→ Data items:
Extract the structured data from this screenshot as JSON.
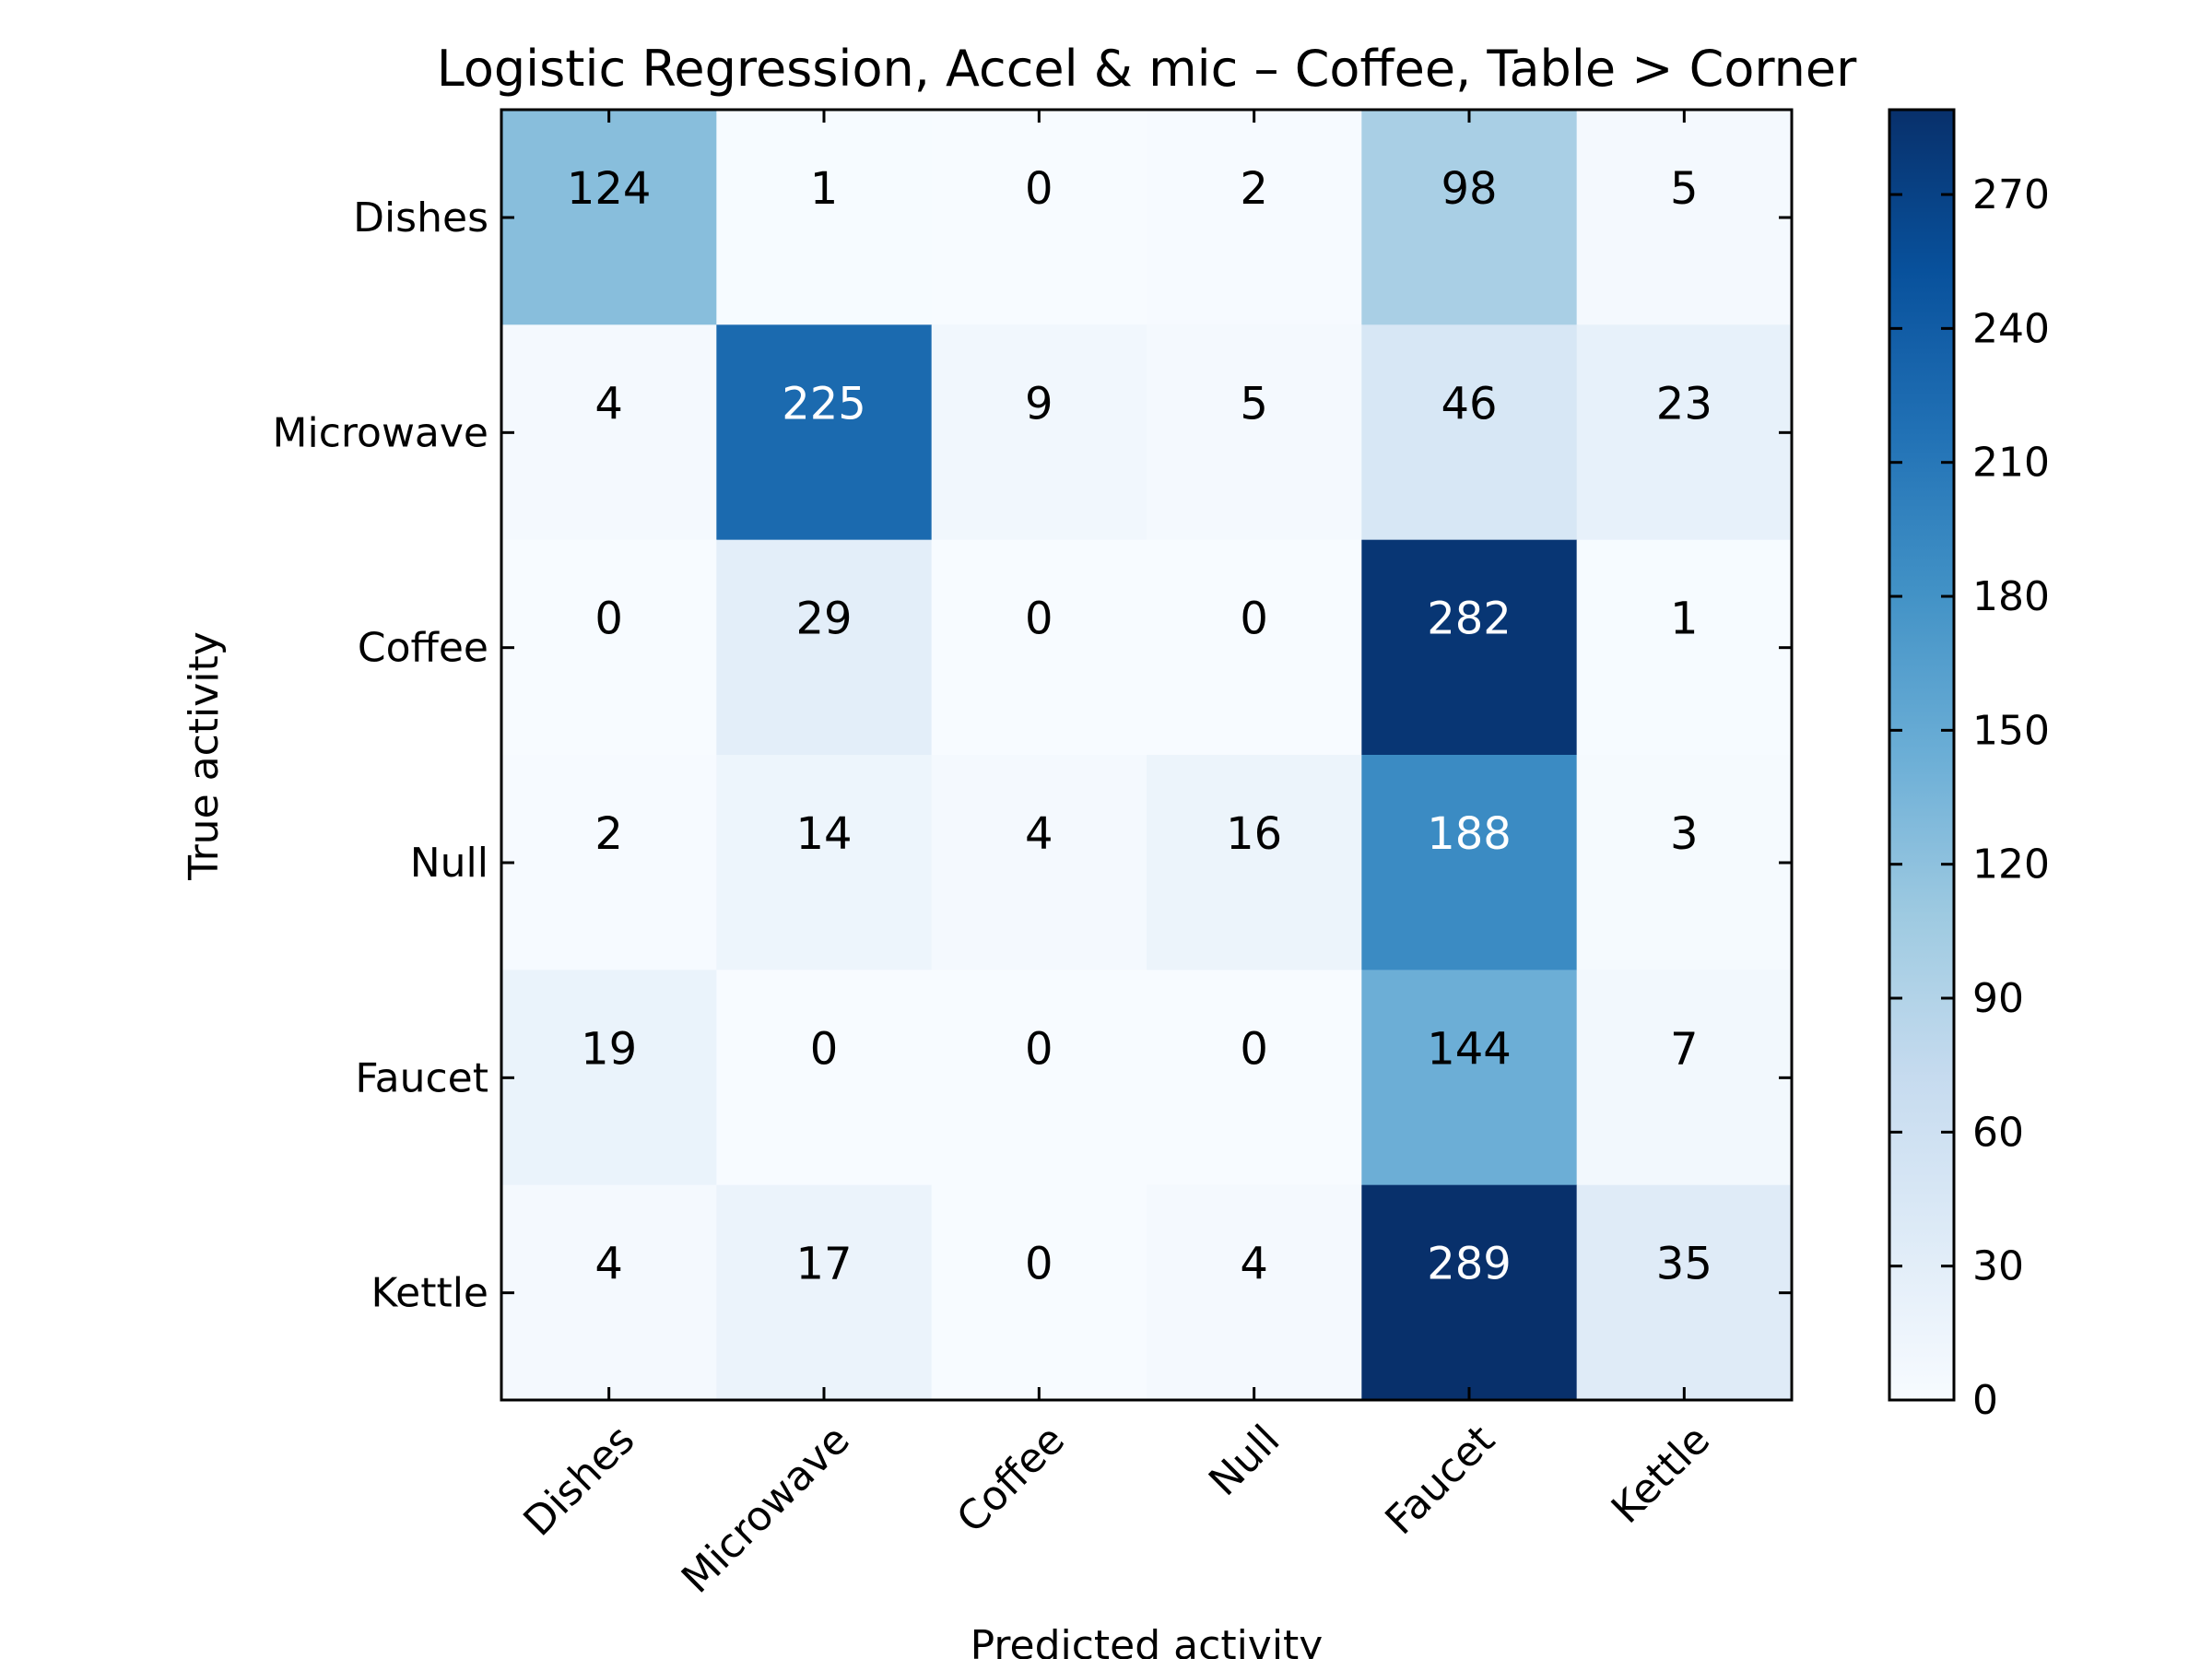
{
  "chart_data": {
    "type": "heatmap",
    "title": "Logistic Regression, Accel & mic – Coffee, Table > Corner",
    "xlabel": "Predicted activity",
    "ylabel": "True activity",
    "x_categories": [
      "Dishes",
      "Microwave",
      "Coffee",
      "Null",
      "Faucet",
      "Kettle"
    ],
    "y_categories": [
      "Dishes",
      "Microwave",
      "Coffee",
      "Null",
      "Faucet",
      "Kettle"
    ],
    "values": [
      [
        124,
        1,
        0,
        2,
        98,
        5
      ],
      [
        4,
        225,
        9,
        5,
        46,
        23
      ],
      [
        0,
        29,
        0,
        0,
        282,
        1
      ],
      [
        2,
        14,
        4,
        16,
        188,
        3
      ],
      [
        19,
        0,
        0,
        0,
        144,
        7
      ],
      [
        4,
        17,
        0,
        4,
        289,
        35
      ]
    ],
    "colormap": "Blues",
    "color_range": [
      0,
      289
    ],
    "colorbar_ticks": [
      0,
      30,
      60,
      90,
      120,
      150,
      180,
      210,
      240,
      270
    ],
    "text_color_light": "#ffffff",
    "text_color_dark": "#000000"
  }
}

→ GIVEN REQUEST: Print each of the records above exactly as written, leaving no picture in the copy.

→ PROBLEM SOLUTION:
Extract the structured data from this screenshot as JSON.
{
  "chart_data": {
    "type": "heatmap",
    "title": "Logistic Regression, Accel & mic – Coffee, Table > Corner",
    "xlabel": "Predicted activity",
    "ylabel": "True activity",
    "x_categories": [
      "Dishes",
      "Microwave",
      "Coffee",
      "Null",
      "Faucet",
      "Kettle"
    ],
    "y_categories": [
      "Dishes",
      "Microwave",
      "Coffee",
      "Null",
      "Faucet",
      "Kettle"
    ],
    "values": [
      [
        124,
        1,
        0,
        2,
        98,
        5
      ],
      [
        4,
        225,
        9,
        5,
        46,
        23
      ],
      [
        0,
        29,
        0,
        0,
        282,
        1
      ],
      [
        2,
        14,
        4,
        16,
        188,
        3
      ],
      [
        19,
        0,
        0,
        0,
        144,
        7
      ],
      [
        4,
        17,
        0,
        4,
        289,
        35
      ]
    ],
    "colormap": "Blues",
    "color_range": [
      0,
      289
    ],
    "colorbar_ticks": [
      0,
      30,
      60,
      90,
      120,
      150,
      180,
      210,
      240,
      270
    ],
    "text_color_light": "#ffffff",
    "text_color_dark": "#000000"
  }
}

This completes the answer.